>> BEGIN Data for the task

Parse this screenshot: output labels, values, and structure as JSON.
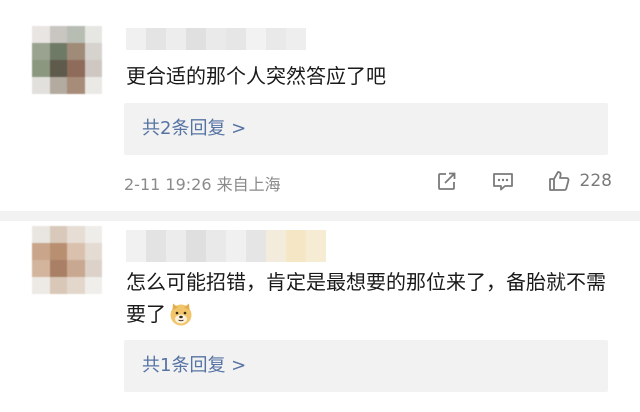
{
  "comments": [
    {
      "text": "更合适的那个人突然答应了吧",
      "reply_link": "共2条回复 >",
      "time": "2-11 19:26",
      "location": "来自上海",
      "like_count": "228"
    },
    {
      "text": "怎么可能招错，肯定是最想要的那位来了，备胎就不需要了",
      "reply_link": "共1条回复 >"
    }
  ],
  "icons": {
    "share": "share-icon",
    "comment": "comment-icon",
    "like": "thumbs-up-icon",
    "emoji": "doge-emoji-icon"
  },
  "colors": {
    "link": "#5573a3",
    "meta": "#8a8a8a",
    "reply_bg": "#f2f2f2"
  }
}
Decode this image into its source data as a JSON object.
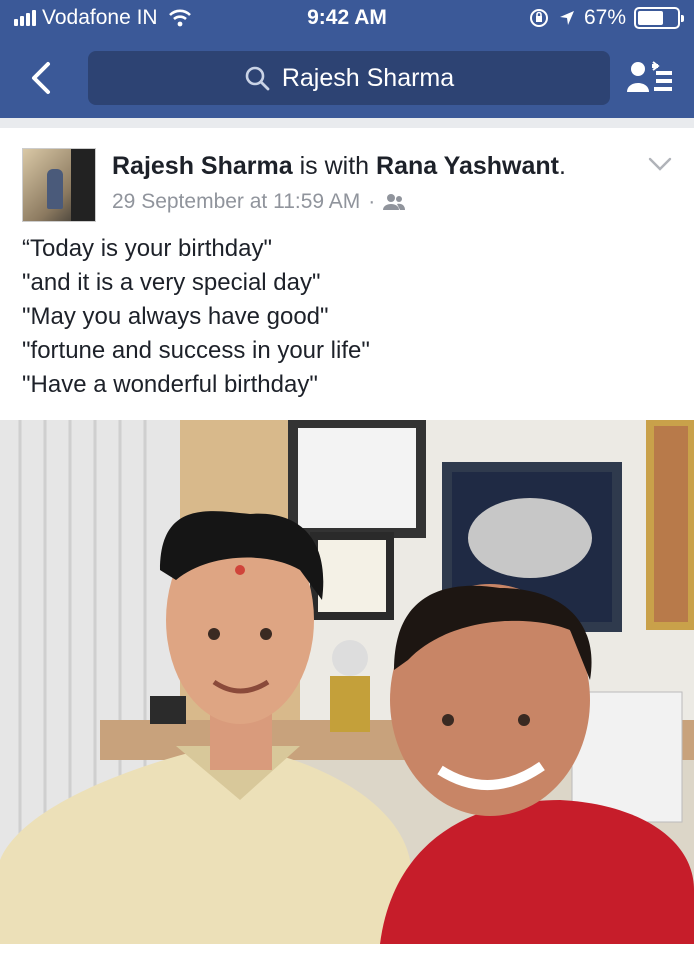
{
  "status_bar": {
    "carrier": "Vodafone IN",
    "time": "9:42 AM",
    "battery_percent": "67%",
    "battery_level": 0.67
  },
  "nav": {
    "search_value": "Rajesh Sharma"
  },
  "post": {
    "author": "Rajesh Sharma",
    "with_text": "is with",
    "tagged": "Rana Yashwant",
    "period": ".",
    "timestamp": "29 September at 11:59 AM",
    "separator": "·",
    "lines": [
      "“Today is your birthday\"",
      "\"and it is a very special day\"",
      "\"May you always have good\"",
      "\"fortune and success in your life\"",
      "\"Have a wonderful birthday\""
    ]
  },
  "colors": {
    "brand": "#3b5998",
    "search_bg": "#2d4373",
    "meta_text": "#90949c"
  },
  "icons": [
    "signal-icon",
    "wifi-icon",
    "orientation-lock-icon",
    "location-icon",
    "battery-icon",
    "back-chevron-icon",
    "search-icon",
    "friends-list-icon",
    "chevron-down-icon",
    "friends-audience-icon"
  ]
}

>> END Data for the task
>> BEGIN Data for the task

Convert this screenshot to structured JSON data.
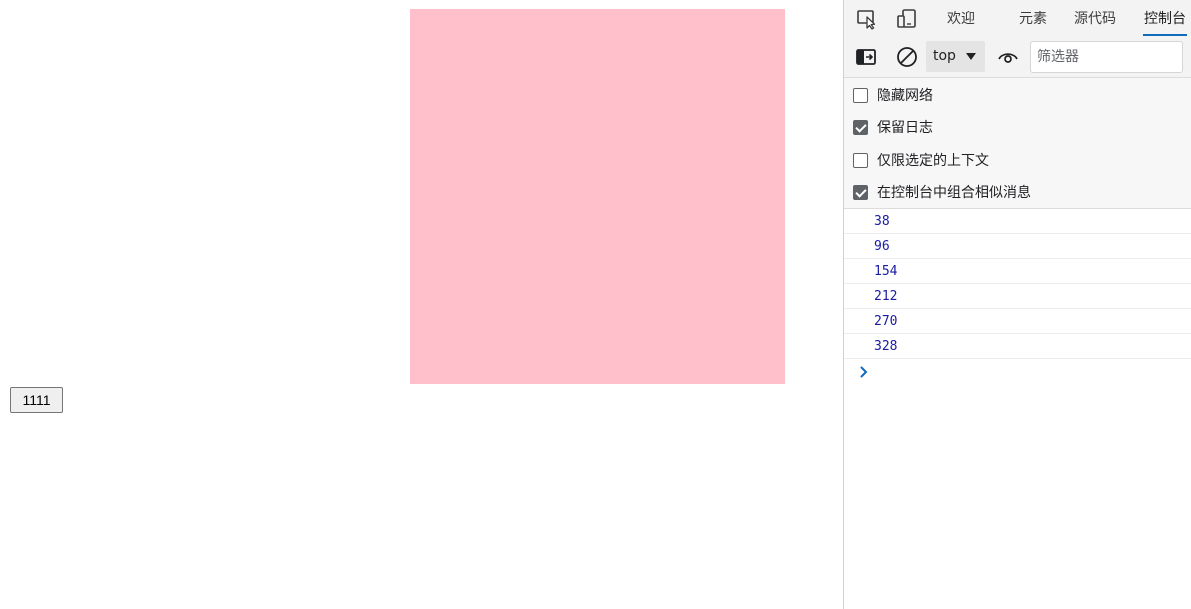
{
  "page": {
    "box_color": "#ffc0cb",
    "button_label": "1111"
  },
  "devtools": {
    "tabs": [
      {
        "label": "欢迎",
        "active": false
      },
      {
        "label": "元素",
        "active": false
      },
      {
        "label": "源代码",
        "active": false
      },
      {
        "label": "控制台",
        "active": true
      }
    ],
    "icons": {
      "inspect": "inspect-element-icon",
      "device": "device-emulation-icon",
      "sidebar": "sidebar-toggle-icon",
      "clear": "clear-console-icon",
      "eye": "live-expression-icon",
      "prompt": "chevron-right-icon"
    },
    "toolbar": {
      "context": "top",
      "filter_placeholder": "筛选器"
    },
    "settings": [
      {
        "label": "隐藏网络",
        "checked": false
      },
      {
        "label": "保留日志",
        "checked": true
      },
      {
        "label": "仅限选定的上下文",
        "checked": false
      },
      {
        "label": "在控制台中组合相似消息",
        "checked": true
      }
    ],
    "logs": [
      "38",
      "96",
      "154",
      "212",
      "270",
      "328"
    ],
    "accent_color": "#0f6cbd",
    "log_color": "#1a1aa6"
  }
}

>> END Data for the task

Problem to solve: From the listing above, copy out each line where the word "screenshot" appears.

Exercise output:
Parse this screenshot: output labels, values, and structure as JSON.
Convert this screenshot to structured JSON data.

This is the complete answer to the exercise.